On 7 November 2022, the Appellant filed an appeal to the County Court under section 204 of the 1996 Act. He argued that the Respondent had failed to take into account the family’s rights under Article 9 of the European Convention on Human Rights, and had failed to consider the “human rights implications” of its decision, as required by paragraph 1.28 of the Code of Guidance. It was also said that the Respondent was wrong to class faith education as not being a “need” and in doing so failed to treat it as a relevant circumstance.
The appeal hearing took place on 28 February 2023 before Recorder Deal KC, who handed down an admirably concise and considered judgment on 3 March 2023.
While summarising the review decision, the recorder remarked that the officer’s choice of language in the cited passages could be described as censorious and that she could appreciate why the Appellant might regard it as dismissive of his entitlement to send his children to a private school of his choosing. She made the same observation about the reference to “any reasonable parent”. However, the recorder found that the choice of wording was not relevant to the questions of law that arose on the appeal, and it was not submitted otherwise to her or to us.
I agree with the recorder’s treatment of this unfortunate aspect of the case. There is much to be said for plain speaking in decision-making but there was no need for the officer to speculate about the Appellant’s motives for choosing a particular school or to make gratuitous remarks about the reasonableness of his parenting. Comments of that kind may foster appeals, even if they do not actually assist appellants.

* * *

DIRECTIONS FOR THIS TASK » Carry on the court judgment about the housing appeal from the point where it stops.

Page layout parsing items:
* * *

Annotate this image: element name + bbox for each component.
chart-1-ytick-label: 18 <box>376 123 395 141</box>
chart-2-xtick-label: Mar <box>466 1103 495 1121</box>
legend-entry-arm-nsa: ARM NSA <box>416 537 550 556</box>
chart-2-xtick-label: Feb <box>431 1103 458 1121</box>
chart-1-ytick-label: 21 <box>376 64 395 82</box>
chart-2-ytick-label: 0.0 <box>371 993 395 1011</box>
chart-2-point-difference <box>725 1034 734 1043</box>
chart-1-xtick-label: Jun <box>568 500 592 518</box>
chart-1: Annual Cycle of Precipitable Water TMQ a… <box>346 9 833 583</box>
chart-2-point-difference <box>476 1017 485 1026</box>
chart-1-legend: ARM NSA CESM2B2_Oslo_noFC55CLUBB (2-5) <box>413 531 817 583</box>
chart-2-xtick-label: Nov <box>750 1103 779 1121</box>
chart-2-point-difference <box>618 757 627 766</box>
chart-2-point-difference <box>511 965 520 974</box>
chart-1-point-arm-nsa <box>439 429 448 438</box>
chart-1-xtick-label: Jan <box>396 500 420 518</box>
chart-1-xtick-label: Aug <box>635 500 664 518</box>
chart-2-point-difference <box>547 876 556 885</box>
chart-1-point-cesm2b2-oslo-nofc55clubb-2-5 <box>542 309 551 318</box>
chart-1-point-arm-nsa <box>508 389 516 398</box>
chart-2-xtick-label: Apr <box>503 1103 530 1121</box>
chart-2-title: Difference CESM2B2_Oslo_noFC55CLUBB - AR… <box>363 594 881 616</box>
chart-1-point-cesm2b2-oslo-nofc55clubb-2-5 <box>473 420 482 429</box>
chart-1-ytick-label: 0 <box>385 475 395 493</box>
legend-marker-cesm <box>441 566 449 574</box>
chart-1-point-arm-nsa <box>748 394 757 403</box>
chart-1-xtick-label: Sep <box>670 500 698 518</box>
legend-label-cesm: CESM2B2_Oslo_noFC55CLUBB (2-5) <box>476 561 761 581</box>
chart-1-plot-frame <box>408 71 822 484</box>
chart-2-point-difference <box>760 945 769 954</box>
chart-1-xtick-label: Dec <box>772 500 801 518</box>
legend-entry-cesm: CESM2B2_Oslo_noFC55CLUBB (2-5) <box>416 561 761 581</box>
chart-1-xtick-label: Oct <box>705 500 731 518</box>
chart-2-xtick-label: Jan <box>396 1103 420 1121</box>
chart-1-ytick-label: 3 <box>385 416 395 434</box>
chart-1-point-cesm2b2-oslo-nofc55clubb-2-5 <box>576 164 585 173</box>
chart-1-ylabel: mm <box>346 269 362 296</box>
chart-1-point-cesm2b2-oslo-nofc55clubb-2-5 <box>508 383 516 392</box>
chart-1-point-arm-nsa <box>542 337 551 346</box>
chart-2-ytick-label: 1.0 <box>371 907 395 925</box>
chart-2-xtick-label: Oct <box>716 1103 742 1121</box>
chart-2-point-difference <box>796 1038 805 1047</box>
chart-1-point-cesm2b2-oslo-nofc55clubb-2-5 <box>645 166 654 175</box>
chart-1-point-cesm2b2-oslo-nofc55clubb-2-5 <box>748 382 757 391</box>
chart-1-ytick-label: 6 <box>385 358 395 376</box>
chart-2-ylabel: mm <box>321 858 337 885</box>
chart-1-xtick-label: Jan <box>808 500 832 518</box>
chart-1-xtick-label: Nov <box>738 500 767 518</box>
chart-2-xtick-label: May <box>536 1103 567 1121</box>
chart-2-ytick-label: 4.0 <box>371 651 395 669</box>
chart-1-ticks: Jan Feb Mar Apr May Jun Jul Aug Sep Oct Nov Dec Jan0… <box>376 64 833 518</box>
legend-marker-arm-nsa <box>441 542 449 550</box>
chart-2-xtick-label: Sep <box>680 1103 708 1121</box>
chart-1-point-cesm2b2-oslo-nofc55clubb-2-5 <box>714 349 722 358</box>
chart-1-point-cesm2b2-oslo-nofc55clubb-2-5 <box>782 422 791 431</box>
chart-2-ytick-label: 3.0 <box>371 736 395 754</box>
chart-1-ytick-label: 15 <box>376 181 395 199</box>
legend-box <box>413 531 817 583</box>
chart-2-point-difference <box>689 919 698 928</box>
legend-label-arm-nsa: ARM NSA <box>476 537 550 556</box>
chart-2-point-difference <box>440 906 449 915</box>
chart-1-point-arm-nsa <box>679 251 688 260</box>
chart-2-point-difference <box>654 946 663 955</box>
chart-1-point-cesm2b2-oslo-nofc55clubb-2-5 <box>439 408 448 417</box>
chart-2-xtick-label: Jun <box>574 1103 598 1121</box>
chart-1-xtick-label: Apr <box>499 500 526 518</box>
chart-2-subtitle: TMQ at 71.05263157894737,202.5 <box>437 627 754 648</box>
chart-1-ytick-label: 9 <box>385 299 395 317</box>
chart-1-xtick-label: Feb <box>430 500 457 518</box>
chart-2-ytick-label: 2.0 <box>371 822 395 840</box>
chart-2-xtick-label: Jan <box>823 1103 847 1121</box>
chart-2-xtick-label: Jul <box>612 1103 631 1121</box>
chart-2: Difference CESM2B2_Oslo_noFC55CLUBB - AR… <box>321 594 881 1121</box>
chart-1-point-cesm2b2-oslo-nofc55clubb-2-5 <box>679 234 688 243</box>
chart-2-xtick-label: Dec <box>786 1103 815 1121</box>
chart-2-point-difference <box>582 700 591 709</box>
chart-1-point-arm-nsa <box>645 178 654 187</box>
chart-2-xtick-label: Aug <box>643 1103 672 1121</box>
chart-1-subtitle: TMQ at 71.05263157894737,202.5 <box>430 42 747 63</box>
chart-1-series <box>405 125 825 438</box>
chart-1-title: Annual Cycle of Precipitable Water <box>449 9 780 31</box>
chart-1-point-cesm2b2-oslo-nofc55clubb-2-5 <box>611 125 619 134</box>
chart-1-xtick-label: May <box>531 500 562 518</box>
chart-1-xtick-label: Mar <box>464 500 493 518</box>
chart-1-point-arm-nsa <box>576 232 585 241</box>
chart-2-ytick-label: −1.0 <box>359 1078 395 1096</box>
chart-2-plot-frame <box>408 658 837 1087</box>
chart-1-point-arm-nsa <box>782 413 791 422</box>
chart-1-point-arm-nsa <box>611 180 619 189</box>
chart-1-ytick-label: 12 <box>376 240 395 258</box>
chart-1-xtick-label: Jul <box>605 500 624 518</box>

* * *

ANSWER BOX »
As to the substance of the appeal, the recorder noted that an appeal under section 204 must be on a point of law. A failure to refer to a Convention right (or indeed another statutory provision) was not an error of law. It would be different if an appellant could show a failure to have regard to a relevant factor, but even then review decisions should not be subjected to the type of analysis that may be applied to a contract, a statute or a judgment: Holmes-Moorhouse v London Borough of Richmond on Thames [2009] UKHL 7 at [47-51]. Accordingly, the recorder observed that:
“In a case where the Appellant’s own solicitors made no reference in their many communications to article 9, or to his Convention rights, it is perhaps hardly surprising that a reviewing officer who is not a lawyer followed the same course. What matters, in my judgement, is whether regard was adequately had to the Appellant’s article 9 rights, not whether those rights were listed in black and white.”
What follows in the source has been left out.